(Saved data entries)
--
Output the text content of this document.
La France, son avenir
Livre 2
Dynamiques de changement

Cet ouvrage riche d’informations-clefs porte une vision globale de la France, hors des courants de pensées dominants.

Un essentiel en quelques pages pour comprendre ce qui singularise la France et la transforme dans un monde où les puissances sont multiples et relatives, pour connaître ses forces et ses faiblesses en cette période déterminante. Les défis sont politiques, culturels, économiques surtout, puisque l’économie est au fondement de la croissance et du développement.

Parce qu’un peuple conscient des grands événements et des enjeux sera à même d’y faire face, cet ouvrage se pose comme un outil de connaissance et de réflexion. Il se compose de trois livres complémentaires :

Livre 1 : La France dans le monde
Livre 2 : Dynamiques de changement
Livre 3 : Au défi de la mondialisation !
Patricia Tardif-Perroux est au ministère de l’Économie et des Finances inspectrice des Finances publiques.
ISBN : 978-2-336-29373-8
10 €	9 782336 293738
--
Objective
Restate the data above word for word.

Correct output
Output the text content of this document.
La France, son avenir
Livre 2
Dynamiques de changement

Cet ouvrage riche d’informations-clefs porte une vision globale de la France, hors des courants de pensées dominants.

Un essentiel en quelques pages pour comprendre ce qui singularise la France et la transforme dans un monde où les puissances sont multiples et relatives, pour connaître ses forces et ses faiblesses en cette période déterminante. Les défis sont politiques, culturels, économiques surtout, puisque l’économie est au fondement de la croissance et du développement.

Parce qu’un peuple conscient des grands événements et des enjeux sera à même d’y faire face, cet ouvrage se pose comme un outil de connaissance et de réflexion. Il se compose de trois livres complémentaires :

Livre 1 : La France dans le monde
Livre 2 : Dynamiques de changement
Livre 3 : Au défi de la mondialisation !
Patricia Tardif-Perroux est au ministère de l’Économie et des Finances inspectrice des Finances publiques.
ISBN : 978-2-336-29373-8
10 €	9 782336 293738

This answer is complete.